[start of RECORDS SHOWN]

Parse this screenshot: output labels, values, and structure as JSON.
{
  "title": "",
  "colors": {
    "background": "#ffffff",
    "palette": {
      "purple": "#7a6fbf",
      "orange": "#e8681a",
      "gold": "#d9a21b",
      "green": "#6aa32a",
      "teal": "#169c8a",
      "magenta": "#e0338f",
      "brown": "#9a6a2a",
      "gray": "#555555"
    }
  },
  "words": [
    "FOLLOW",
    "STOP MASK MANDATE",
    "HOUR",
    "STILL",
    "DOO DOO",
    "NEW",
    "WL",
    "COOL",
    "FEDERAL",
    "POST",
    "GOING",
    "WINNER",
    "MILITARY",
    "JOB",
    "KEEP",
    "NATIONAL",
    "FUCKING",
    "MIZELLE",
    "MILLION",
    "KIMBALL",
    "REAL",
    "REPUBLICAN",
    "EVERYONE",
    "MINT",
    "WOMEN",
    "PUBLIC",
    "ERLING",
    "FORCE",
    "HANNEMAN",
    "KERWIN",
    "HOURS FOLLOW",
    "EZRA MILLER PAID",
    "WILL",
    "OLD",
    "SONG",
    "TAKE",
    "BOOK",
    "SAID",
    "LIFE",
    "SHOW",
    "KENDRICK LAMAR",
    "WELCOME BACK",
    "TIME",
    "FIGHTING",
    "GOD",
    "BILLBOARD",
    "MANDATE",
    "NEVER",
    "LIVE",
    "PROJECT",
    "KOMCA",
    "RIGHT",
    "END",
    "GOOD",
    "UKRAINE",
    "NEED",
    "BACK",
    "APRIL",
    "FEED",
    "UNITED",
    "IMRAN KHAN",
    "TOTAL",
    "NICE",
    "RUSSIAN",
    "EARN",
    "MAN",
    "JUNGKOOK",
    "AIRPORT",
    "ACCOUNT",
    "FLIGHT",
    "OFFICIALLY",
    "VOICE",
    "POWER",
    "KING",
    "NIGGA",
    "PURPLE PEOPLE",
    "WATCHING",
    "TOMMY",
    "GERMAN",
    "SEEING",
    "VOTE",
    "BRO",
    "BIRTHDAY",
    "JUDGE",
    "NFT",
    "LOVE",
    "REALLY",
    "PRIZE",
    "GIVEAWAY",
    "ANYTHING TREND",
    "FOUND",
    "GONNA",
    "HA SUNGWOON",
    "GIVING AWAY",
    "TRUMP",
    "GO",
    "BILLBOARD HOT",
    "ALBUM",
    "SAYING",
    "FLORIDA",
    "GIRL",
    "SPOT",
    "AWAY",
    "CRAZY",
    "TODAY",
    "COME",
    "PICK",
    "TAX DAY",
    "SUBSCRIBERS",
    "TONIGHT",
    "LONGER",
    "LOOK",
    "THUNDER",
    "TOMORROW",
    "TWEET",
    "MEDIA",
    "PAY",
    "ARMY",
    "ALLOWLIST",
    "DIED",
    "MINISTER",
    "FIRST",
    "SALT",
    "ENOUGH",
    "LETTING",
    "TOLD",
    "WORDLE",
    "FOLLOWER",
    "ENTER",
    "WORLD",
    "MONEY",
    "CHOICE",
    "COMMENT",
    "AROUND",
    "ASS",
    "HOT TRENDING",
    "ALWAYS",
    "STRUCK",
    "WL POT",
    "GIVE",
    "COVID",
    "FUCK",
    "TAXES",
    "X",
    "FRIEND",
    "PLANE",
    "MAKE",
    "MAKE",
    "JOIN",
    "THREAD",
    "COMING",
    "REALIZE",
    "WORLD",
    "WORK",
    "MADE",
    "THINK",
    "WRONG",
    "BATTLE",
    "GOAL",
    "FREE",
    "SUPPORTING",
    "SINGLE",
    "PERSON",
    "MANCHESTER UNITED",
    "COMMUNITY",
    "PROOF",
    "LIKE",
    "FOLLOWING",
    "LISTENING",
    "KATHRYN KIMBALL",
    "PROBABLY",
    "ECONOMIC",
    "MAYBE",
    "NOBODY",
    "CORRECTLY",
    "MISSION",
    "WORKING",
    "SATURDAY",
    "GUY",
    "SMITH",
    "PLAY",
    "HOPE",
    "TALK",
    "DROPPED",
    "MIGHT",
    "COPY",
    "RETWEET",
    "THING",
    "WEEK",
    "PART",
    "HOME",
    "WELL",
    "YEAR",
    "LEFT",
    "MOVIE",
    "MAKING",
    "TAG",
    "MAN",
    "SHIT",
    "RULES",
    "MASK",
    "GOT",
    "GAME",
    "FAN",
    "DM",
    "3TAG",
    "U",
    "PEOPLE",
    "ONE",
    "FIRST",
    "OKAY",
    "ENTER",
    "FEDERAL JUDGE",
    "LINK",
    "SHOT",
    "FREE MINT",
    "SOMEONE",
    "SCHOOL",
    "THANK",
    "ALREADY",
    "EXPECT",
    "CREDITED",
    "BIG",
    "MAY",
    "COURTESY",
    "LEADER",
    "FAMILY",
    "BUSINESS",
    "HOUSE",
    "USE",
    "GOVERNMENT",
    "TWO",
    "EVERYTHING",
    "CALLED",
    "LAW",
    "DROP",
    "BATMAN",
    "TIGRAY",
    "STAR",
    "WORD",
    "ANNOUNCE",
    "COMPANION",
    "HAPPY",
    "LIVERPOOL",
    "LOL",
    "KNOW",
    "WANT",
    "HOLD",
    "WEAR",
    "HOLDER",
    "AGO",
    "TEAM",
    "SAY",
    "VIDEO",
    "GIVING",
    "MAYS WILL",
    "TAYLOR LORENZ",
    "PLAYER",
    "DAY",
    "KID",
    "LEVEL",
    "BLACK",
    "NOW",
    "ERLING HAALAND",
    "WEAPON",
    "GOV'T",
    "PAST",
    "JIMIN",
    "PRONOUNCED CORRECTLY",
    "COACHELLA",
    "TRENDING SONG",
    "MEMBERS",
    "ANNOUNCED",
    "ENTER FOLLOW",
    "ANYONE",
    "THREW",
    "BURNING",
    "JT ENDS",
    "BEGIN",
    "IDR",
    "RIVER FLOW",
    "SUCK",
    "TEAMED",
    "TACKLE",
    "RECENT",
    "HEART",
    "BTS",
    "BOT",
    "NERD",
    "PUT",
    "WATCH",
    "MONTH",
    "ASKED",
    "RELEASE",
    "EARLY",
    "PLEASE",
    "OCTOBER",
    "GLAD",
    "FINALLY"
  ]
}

[end of RECORDS SHOWN]

◆ **EXERCISE PROMPT**: Reproduce each entry exactly, leaving out nothing.

◆ **EXERCISE ANSWER**:
Parse this screenshot: output labels, values, and structure as JSON.
{
  "title": "",
  "colors": {
    "background": "#ffffff",
    "palette": {
      "purple": "#7a6fbf",
      "orange": "#e8681a",
      "gold": "#d9a21b",
      "green": "#6aa32a",
      "teal": "#169c8a",
      "magenta": "#e0338f",
      "brown": "#9a6a2a",
      "gray": "#555555"
    }
  },
  "words": [
    "FOLLOW",
    "STOP MASK MANDATE",
    "HOUR",
    "STILL",
    "DOO DOO",
    "NEW",
    "WL",
    "COOL",
    "FEDERAL",
    "POST",
    "GOING",
    "WINNER",
    "MILITARY",
    "JOB",
    "KEEP",
    "NATIONAL",
    "FUCKING",
    "MIZELLE",
    "MILLION",
    "KIMBALL",
    "REAL",
    "REPUBLICAN",
    "EVERYONE",
    "MINT",
    "WOMEN",
    "PUBLIC",
    "ERLING",
    "FORCE",
    "HANNEMAN",
    "KERWIN",
    "HOURS FOLLOW",
    "EZRA MILLER PAID",
    "WILL",
    "OLD",
    "SONG",
    "TAKE",
    "BOOK",
    "SAID",
    "LIFE",
    "SHOW",
    "KENDRICK LAMAR",
    "WELCOME BACK",
    "TIME",
    "FIGHTING",
    "GOD",
    "BILLBOARD",
    "MANDATE",
    "NEVER",
    "LIVE",
    "PROJECT",
    "KOMCA",
    "RIGHT",
    "END",
    "GOOD",
    "UKRAINE",
    "NEED",
    "BACK",
    "APRIL",
    "FEED",
    "UNITED",
    "IMRAN KHAN",
    "TOTAL",
    "NICE",
    "RUSSIAN",
    "EARN",
    "MAN",
    "JUNGKOOK",
    "AIRPORT",
    "ACCOUNT",
    "FLIGHT",
    "OFFICIALLY",
    "VOICE",
    "POWER",
    "KING",
    "NIGGA",
    "PURPLE PEOPLE",
    "WATCHING",
    "TOMMY",
    "GERMAN",
    "SEEING",
    "VOTE",
    "BRO",
    "BIRTHDAY",
    "JUDGE",
    "NFT",
    "LOVE",
    "REALLY",
    "PRIZE",
    "GIVEAWAY",
    "ANYTHING TREND",
    "FOUND",
    "GONNA",
    "HA SUNGWOON",
    "GIVING AWAY",
    "TRUMP",
    "GO",
    "BILLBOARD HOT",
    "ALBUM",
    "SAYING",
    "FLORIDA",
    "GIRL",
    "SPOT",
    "AWAY",
    "CRAZY",
    "TODAY",
    "COME",
    "PICK",
    "TAX DAY",
    "SUBSCRIBERS",
    "TONIGHT",
    "LONGER",
    "LOOK",
    "THUNDER",
    "TOMORROW",
    "TWEET",
    "MEDIA",
    "PAY",
    "ARMY",
    "ALLOWLIST",
    "DIED",
    "MINISTER",
    "FIRST",
    "SALT",
    "ENOUGH",
    "LETTING",
    "TOLD",
    "WORDLE",
    "FOLLOWER",
    "ENTER",
    "WORLD",
    "MONEY",
    "CHOICE",
    "COMMENT",
    "AROUND",
    "ASS",
    "HOT TRENDING",
    "ALWAYS",
    "STRUCK",
    "WL POT",
    "GIVE",
    "COVID",
    "FUCK",
    "TAXES",
    "X",
    "FRIEND",
    "PLANE",
    "MAKE",
    "MAKE",
    "JOIN",
    "THREAD",
    "COMING",
    "REALIZE",
    "WORLD",
    "WORK",
    "MADE",
    "THINK",
    "WRONG",
    "BATTLE",
    "GOAL",
    "FREE",
    "SUPPORTING",
    "SINGLE",
    "PERSON",
    "MANCHESTER UNITED",
    "COMMUNITY",
    "PROOF",
    "LIKE",
    "FOLLOWING",
    "LISTENING",
    "KATHRYN KIMBALL",
    "PROBABLY",
    "ECONOMIC",
    "MAYBE",
    "NOBODY",
    "CORRECTLY",
    "MISSION",
    "WORKING",
    "SATURDAY",
    "GUY",
    "SMITH",
    "PLAY",
    "HOPE",
    "TALK",
    "DROPPED",
    "MIGHT",
    "COPY",
    "RETWEET",
    "THING",
    "WEEK",
    "PART",
    "HOME",
    "WELL",
    "YEAR",
    "LEFT",
    "MOVIE",
    "MAKING",
    "TAG",
    "MAN",
    "SHIT",
    "RULES",
    "MASK",
    "GOT",
    "GAME",
    "FAN",
    "DM",
    "3TAG",
    "U",
    "PEOPLE",
    "ONE",
    "FIRST",
    "OKAY",
    "ENTER",
    "FEDERAL JUDGE",
    "LINK",
    "SHOT",
    "FREE MINT",
    "SOMEONE",
    "SCHOOL",
    "THANK",
    "ALREADY",
    "EXPECT",
    "CREDITED",
    "BIG",
    "MAY",
    "COURTESY",
    "LEADER",
    "FAMILY",
    "BUSINESS",
    "HOUSE",
    "USE",
    "GOVERNMENT",
    "TWO",
    "EVERYTHING",
    "CALLED",
    "LAW",
    "DROP",
    "BATMAN",
    "TIGRAY",
    "STAR",
    "WORD",
    "ANNOUNCE",
    "COMPANION",
    "HAPPY",
    "LIVERPOOL",
    "LOL",
    "KNOW",
    "WANT",
    "HOLD",
    "WEAR",
    "HOLDER",
    "AGO",
    "TEAM",
    "SAY",
    "VIDEO",
    "GIVING",
    "MAYS WILL",
    "TAYLOR LORENZ",
    "PLAYER",
    "DAY",
    "KID",
    "LEVEL",
    "BLACK",
    "NOW",
    "ERLING HAALAND",
    "WEAPON",
    "GOV'T",
    "PAST",
    "JIMIN",
    "PRONOUNCED CORRECTLY",
    "COACHELLA",
    "TRENDING SONG",
    "MEMBERS",
    "ANNOUNCED",
    "ENTER FOLLOW",
    "ANYONE",
    "THREW",
    "BURNING",
    "JT ENDS",
    "BEGIN",
    "IDR",
    "RIVER FLOW",
    "SUCK",
    "TEAMED",
    "TACKLE",
    "RECENT",
    "HEART",
    "BTS",
    "BOT",
    "NERD",
    "PUT",
    "WATCH",
    "MONTH",
    "ASKED",
    "RELEASE",
    "EARLY",
    "PLEASE",
    "OCTOBER",
    "GLAD",
    "FINALLY"
  ]
}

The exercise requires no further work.